Instructions for the task
Each entry needs to be restated exactly as written.

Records
───
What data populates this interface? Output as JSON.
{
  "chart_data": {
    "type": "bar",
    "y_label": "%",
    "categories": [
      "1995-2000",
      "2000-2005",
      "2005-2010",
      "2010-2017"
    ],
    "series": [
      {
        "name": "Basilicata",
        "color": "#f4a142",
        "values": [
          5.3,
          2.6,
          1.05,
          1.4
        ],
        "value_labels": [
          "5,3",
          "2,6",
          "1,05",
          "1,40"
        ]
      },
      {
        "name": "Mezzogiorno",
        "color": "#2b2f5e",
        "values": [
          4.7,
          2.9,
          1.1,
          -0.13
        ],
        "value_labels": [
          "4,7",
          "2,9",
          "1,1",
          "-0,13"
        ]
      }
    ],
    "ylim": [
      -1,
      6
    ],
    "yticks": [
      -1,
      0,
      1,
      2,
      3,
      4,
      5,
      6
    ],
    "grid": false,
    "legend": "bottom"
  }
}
───
Answer for this exercise
What data populates this interface? Output as JSON.
{
  "chart_data": {
    "type": "bar",
    "y_label": "%",
    "categories": [
      "1995-2000",
      "2000-2005",
      "2005-2010",
      "2010-2017"
    ],
    "series": [
      {
        "name": "Basilicata",
        "color": "#f4a142",
        "values": [
          5.3,
          2.6,
          1.05,
          1.4
        ],
        "value_labels": [
          "5,3",
          "2,6",
          "1,05",
          "1,40"
        ]
      },
      {
        "name": "Mezzogiorno",
        "color": "#2b2f5e",
        "values": [
          4.7,
          2.9,
          1.1,
          -0.13
        ],
        "value_labels": [
          "4,7",
          "2,9",
          "1,1",
          "-0,13"
        ]
      }
    ],
    "ylim": [
      -1,
      6
    ],
    "yticks": [
      -1,
      0,
      1,
      2,
      3,
      4,
      5,
      6
    ],
    "grid": false,
    "legend": "bottom"
  }
}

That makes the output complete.